» **Provided data**:

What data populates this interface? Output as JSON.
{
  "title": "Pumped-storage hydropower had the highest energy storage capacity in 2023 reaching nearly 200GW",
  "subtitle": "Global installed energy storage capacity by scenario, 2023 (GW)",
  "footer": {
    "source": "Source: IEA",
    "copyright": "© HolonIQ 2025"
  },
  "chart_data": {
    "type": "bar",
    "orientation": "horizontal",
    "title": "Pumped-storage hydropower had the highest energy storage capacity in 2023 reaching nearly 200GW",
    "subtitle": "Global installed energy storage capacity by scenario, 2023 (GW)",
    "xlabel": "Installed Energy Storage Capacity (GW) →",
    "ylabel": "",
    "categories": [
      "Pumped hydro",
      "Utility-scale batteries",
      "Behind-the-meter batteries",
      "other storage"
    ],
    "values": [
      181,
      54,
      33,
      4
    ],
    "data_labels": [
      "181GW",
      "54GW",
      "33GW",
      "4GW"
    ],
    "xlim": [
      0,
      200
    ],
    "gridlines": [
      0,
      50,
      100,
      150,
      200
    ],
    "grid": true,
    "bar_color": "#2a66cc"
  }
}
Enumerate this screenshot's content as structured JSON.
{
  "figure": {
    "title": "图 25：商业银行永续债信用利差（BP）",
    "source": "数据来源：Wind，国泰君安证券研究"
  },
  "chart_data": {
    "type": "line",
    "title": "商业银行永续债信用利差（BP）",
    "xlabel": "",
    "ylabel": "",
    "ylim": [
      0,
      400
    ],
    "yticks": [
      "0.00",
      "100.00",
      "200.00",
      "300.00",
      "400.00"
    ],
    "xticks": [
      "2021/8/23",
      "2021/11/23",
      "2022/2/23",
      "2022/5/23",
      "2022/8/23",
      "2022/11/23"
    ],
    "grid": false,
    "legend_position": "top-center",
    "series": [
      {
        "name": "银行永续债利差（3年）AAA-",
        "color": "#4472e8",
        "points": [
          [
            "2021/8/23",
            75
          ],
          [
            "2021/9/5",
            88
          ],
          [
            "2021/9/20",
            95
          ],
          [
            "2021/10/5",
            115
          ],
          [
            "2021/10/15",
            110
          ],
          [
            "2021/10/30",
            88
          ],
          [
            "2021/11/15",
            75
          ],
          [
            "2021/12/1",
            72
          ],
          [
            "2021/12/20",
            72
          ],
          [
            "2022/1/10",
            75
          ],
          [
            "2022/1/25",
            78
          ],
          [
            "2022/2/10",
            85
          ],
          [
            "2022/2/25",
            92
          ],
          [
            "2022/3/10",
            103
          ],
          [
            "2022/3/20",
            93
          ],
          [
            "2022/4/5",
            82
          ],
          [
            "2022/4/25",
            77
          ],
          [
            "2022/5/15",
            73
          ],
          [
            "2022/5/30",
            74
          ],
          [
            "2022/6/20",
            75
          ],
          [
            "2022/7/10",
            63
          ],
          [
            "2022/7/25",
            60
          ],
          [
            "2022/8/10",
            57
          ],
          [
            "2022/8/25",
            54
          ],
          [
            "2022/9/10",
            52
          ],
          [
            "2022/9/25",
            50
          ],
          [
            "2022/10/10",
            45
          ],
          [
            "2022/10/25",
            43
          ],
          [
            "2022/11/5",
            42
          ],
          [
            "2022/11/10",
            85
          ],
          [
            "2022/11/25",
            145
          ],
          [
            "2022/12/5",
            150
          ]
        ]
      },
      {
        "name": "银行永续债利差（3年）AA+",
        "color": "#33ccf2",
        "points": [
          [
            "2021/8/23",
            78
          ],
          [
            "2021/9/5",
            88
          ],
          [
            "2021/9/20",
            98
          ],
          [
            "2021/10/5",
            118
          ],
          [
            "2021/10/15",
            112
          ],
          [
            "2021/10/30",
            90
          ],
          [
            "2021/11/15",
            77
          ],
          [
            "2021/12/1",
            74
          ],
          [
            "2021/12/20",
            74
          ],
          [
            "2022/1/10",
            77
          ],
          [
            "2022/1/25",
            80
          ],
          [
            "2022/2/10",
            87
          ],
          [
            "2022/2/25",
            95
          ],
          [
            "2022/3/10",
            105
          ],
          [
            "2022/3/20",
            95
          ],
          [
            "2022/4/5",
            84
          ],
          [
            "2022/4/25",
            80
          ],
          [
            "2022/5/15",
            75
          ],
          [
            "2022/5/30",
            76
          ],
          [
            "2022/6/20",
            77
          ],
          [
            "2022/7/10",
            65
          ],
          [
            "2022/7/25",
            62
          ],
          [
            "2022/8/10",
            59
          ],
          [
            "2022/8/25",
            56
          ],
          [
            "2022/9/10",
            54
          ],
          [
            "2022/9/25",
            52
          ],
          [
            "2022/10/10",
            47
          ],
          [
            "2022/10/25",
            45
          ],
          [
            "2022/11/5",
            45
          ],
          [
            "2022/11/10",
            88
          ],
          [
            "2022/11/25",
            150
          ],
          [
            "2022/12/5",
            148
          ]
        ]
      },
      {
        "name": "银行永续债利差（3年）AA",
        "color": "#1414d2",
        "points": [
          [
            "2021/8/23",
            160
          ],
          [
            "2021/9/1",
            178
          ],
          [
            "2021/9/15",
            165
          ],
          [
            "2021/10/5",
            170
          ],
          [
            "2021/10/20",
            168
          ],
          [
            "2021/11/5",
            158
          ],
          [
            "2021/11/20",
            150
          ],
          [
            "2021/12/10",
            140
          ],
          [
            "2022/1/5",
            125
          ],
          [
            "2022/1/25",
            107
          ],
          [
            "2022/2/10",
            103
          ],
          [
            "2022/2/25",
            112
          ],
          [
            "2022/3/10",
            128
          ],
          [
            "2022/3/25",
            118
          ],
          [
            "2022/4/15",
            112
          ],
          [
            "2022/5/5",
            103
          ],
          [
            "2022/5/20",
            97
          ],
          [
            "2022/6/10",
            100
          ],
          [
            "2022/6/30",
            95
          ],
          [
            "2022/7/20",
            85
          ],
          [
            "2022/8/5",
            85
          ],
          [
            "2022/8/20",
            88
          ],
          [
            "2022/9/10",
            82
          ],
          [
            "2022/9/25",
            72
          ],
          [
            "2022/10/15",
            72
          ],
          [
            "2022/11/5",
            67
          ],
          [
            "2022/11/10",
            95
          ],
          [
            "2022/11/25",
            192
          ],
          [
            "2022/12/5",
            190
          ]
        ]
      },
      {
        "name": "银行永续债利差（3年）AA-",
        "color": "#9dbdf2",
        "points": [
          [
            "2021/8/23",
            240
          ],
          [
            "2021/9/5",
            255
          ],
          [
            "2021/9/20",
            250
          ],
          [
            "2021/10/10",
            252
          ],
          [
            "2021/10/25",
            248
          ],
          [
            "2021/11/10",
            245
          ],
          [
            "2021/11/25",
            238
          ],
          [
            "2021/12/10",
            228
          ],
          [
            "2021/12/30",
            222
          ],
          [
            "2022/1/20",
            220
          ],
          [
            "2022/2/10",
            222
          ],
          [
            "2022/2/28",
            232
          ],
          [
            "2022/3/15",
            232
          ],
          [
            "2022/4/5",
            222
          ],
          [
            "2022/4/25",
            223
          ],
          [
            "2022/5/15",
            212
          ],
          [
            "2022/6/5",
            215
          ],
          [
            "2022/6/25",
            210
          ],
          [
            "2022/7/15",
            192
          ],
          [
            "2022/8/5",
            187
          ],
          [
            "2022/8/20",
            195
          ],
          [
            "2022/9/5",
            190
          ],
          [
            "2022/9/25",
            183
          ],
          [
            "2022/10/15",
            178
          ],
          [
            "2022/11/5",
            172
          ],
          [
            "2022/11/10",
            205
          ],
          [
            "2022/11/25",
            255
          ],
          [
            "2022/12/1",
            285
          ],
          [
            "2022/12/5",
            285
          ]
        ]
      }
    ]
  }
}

» **Exercise requirements**: Reproduce all of the material above word for word.

» **Exercise output**:
What data populates this interface? Output as JSON.
{
  "title": "Pumped-storage hydropower had the highest energy storage capacity in 2023 reaching nearly 200GW",
  "subtitle": "Global installed energy storage capacity by scenario, 2023 (GW)",
  "footer": {
    "source": "Source: IEA",
    "copyright": "© HolonIQ 2025"
  },
  "chart_data": {
    "type": "bar",
    "orientation": "horizontal",
    "title": "Pumped-storage hydropower had the highest energy storage capacity in 2023 reaching nearly 200GW",
    "subtitle": "Global installed energy storage capacity by scenario, 2023 (GW)",
    "xlabel": "Installed Energy Storage Capacity (GW) →",
    "ylabel": "",
    "categories": [
      "Pumped hydro",
      "Utility-scale batteries",
      "Behind-the-meter batteries",
      "other storage"
    ],
    "values": [
      181,
      54,
      33,
      4
    ],
    "data_labels": [
      "181GW",
      "54GW",
      "33GW",
      "4GW"
    ],
    "xlim": [
      0,
      200
    ],
    "gridlines": [
      0,
      50,
      100,
      150,
      200
    ],
    "grid": true,
    "bar_color": "#2a66cc"
  }
}
Enumerate this screenshot's content as structured JSON.
{
  "figure": {
    "title": "图 25：商业银行永续债信用利差（BP）",
    "source": "数据来源：Wind，国泰君安证券研究"
  },
  "chart_data": {
    "type": "line",
    "title": "商业银行永续债信用利差（BP）",
    "xlabel": "",
    "ylabel": "",
    "ylim": [
      0,
      400
    ],
    "yticks": [
      "0.00",
      "100.00",
      "200.00",
      "300.00",
      "400.00"
    ],
    "xticks": [
      "2021/8/23",
      "2021/11/23",
      "2022/2/23",
      "2022/5/23",
      "2022/8/23",
      "2022/11/23"
    ],
    "grid": false,
    "legend_position": "top-center",
    "series": [
      {
        "name": "银行永续债利差（3年）AAA-",
        "color": "#4472e8",
        "points": [
          [
            "2021/8/23",
            75
          ],
          [
            "2021/9/5",
            88
          ],
          [
            "2021/9/20",
            95
          ],
          [
            "2021/10/5",
            115
          ],
          [
            "2021/10/15",
            110
          ],
          [
            "2021/10/30",
            88
          ],
          [
            "2021/11/15",
            75
          ],
          [
            "2021/12/1",
            72
          ],
          [
            "2021/12/20",
            72
          ],
          [
            "2022/1/10",
            75
          ],
          [
            "2022/1/25",
            78
          ],
          [
            "2022/2/10",
            85
          ],
          [
            "2022/2/25",
            92
          ],
          [
            "2022/3/10",
            103
          ],
          [
            "2022/3/20",
            93
          ],
          [
            "2022/4/5",
            82
          ],
          [
            "2022/4/25",
            77
          ],
          [
            "2022/5/15",
            73
          ],
          [
            "2022/5/30",
            74
          ],
          [
            "2022/6/20",
            75
          ],
          [
            "2022/7/10",
            63
          ],
          [
            "2022/7/25",
            60
          ],
          [
            "2022/8/10",
            57
          ],
          [
            "2022/8/25",
            54
          ],
          [
            "2022/9/10",
            52
          ],
          [
            "2022/9/25",
            50
          ],
          [
            "2022/10/10",
            45
          ],
          [
            "2022/10/25",
            43
          ],
          [
            "2022/11/5",
            42
          ],
          [
            "2022/11/10",
            85
          ],
          [
            "2022/11/25",
            145
          ],
          [
            "2022/12/5",
            150
          ]
        ]
      },
      {
        "name": "银行永续债利差（3年）AA+",
        "color": "#33ccf2",
        "points": [
          [
            "2021/8/23",
            78
          ],
          [
            "2021/9/5",
            88
          ],
          [
            "2021/9/20",
            98
          ],
          [
            "2021/10/5",
            118
          ],
          [
            "2021/10/15",
            112
          ],
          [
            "2021/10/30",
            90
          ],
          [
            "2021/11/15",
            77
          ],
          [
            "2021/12/1",
            74
          ],
          [
            "2021/12/20",
            74
          ],
          [
            "2022/1/10",
            77
          ],
          [
            "2022/1/25",
            80
          ],
          [
            "2022/2/10",
            87
          ],
          [
            "2022/2/25",
            95
          ],
          [
            "2022/3/10",
            105
          ],
          [
            "2022/3/20",
            95
          ],
          [
            "2022/4/5",
            84
          ],
          [
            "2022/4/25",
            80
          ],
          [
            "2022/5/15",
            75
          ],
          [
            "2022/5/30",
            76
          ],
          [
            "2022/6/20",
            77
          ],
          [
            "2022/7/10",
            65
          ],
          [
            "2022/7/25",
            62
          ],
          [
            "2022/8/10",
            59
          ],
          [
            "2022/8/25",
            56
          ],
          [
            "2022/9/10",
            54
          ],
          [
            "2022/9/25",
            52
          ],
          [
            "2022/10/10",
            47
          ],
          [
            "2022/10/25",
            45
          ],
          [
            "2022/11/5",
            45
          ],
          [
            "2022/11/10",
            88
          ],
          [
            "2022/11/25",
            150
          ],
          [
            "2022/12/5",
            148
          ]
        ]
      },
      {
        "name": "银行永续债利差（3年）AA",
        "color": "#1414d2",
        "points": [
          [
            "2021/8/23",
            160
          ],
          [
            "2021/9/1",
            178
          ],
          [
            "2021/9/15",
            165
          ],
          [
            "2021/10/5",
            170
          ],
          [
            "2021/10/20",
            168
          ],
          [
            "2021/11/5",
            158
          ],
          [
            "2021/11/20",
            150
          ],
          [
            "2021/12/10",
            140
          ],
          [
            "2022/1/5",
            125
          ],
          [
            "2022/1/25",
            107
          ],
          [
            "2022/2/10",
            103
          ],
          [
            "2022/2/25",
            112
          ],
          [
            "2022/3/10",
            128
          ],
          [
            "2022/3/25",
            118
          ],
          [
            "2022/4/15",
            112
          ],
          [
            "2022/5/5",
            103
          ],
          [
            "2022/5/20",
            97
          ],
          [
            "2022/6/10",
            100
          ],
          [
            "2022/6/30",
            95
          ],
          [
            "2022/7/20",
            85
          ],
          [
            "2022/8/5",
            85
          ],
          [
            "2022/8/20",
            88
          ],
          [
            "2022/9/10",
            82
          ],
          [
            "2022/9/25",
            72
          ],
          [
            "2022/10/15",
            72
          ],
          [
            "2022/11/5",
            67
          ],
          [
            "2022/11/10",
            95
          ],
          [
            "2022/11/25",
            192
          ],
          [
            "2022/12/5",
            190
          ]
        ]
      },
      {
        "name": "银行永续债利差（3年）AA-",
        "color": "#9dbdf2",
        "points": [
          [
            "2021/8/23",
            240
          ],
          [
            "2021/9/5",
            255
          ],
          [
            "2021/9/20",
            250
          ],
          [
            "2021/10/10",
            252
          ],
          [
            "2021/10/25",
            248
          ],
          [
            "2021/11/10",
            245
          ],
          [
            "2021/11/25",
            238
          ],
          [
            "2021/12/10",
            228
          ],
          [
            "2021/12/30",
            222
          ],
          [
            "2022/1/20",
            220
          ],
          [
            "2022/2/10",
            222
          ],
          [
            "2022/2/28",
            232
          ],
          [
            "2022/3/15",
            232
          ],
          [
            "2022/4/5",
            222
          ],
          [
            "2022/4/25",
            223
          ],
          [
            "2022/5/15",
            212
          ],
          [
            "2022/6/5",
            215
          ],
          [
            "2022/6/25",
            210
          ],
          [
            "2022/7/15",
            192
          ],
          [
            "2022/8/5",
            187
          ],
          [
            "2022/8/20",
            195
          ],
          [
            "2022/9/5",
            190
          ],
          [
            "2022/9/25",
            183
          ],
          [
            "2022/10/15",
            178
          ],
          [
            "2022/11/5",
            172
          ],
          [
            "2022/11/10",
            205
          ],
          [
            "2022/11/25",
            255
          ],
          [
            "2022/12/1",
            285
          ],
          [
            "2022/12/5",
            285
          ]
        ]
      }
    ]
  }
}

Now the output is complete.